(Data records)
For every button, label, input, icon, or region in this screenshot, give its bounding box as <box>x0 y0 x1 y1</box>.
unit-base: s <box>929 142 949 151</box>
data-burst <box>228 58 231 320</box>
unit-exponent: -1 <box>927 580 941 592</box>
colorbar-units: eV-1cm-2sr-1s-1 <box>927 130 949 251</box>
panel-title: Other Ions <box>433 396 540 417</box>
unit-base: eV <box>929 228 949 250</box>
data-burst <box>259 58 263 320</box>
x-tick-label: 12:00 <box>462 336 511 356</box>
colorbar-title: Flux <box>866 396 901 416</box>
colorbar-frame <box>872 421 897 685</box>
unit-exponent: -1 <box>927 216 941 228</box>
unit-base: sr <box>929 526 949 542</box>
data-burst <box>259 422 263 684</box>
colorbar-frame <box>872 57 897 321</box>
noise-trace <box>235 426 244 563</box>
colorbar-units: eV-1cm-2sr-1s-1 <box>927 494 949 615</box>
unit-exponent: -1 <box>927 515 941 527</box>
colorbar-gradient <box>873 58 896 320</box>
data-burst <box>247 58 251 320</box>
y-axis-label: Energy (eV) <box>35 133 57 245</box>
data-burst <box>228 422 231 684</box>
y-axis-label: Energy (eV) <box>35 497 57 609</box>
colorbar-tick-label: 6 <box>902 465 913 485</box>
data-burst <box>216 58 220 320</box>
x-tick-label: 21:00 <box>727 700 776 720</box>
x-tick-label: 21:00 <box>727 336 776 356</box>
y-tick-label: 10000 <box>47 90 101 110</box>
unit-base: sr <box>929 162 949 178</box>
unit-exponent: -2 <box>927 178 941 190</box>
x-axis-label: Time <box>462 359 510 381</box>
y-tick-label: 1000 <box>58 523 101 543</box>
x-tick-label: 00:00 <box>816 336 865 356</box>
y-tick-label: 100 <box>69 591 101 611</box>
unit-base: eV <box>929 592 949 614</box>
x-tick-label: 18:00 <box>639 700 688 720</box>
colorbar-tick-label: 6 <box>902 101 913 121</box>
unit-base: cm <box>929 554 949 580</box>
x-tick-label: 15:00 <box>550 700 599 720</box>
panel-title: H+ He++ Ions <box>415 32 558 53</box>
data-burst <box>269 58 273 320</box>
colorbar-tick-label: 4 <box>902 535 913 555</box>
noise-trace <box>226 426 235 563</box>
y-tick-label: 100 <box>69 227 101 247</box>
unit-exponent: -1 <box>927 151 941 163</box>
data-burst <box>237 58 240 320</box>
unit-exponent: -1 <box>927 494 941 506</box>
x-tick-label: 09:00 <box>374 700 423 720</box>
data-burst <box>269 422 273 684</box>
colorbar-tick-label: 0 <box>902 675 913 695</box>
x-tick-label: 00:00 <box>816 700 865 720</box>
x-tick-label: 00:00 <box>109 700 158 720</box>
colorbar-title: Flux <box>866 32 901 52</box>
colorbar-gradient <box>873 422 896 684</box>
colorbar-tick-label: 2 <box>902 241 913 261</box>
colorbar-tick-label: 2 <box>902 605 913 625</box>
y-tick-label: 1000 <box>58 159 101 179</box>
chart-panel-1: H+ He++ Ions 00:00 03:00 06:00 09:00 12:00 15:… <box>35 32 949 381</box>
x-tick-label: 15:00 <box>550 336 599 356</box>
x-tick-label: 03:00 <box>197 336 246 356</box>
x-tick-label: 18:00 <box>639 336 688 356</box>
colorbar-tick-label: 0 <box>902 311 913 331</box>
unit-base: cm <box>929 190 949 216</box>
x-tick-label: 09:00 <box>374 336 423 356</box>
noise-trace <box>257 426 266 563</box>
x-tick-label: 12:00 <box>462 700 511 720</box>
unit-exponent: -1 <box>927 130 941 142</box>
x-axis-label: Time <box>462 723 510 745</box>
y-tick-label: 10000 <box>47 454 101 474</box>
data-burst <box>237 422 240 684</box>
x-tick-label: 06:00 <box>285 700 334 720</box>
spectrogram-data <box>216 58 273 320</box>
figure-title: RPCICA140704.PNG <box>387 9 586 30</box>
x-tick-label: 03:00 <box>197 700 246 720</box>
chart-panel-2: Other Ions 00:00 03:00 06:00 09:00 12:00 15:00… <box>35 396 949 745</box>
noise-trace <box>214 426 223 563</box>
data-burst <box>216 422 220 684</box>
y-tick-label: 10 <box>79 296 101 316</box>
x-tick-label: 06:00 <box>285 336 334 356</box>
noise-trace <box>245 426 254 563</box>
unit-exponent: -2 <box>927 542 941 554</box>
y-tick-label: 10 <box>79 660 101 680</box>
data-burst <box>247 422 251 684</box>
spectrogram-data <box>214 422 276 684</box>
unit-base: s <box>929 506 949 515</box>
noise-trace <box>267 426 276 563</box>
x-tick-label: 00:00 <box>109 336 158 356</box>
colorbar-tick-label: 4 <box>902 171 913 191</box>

> Exercise details
Please repeat the listing above line for line, starting with its first line and going on through the line with "colorbar-units: eV-1cm-2sr-1s-1 <box>927 494".

> Task result
For every button, label, input, icon, or region in this screenshot, give its bounding box as <box>x0 y0 x1 y1</box>.
unit-base: s <box>929 142 949 151</box>
data-burst <box>228 58 231 320</box>
unit-exponent: -1 <box>927 580 941 592</box>
colorbar-units: eV-1cm-2sr-1s-1 <box>927 130 949 251</box>
panel-title: Other Ions <box>433 396 540 417</box>
unit-base: eV <box>929 228 949 250</box>
data-burst <box>259 58 263 320</box>
x-tick-label: 12:00 <box>462 336 511 356</box>
colorbar-title: Flux <box>866 396 901 416</box>
colorbar-frame <box>872 421 897 685</box>
unit-exponent: -1 <box>927 216 941 228</box>
unit-base: sr <box>929 526 949 542</box>
data-burst <box>259 422 263 684</box>
colorbar-frame <box>872 57 897 321</box>
noise-trace <box>235 426 244 563</box>
colorbar-units: eV-1cm-2sr-1s-1 <box>927 494 949 615</box>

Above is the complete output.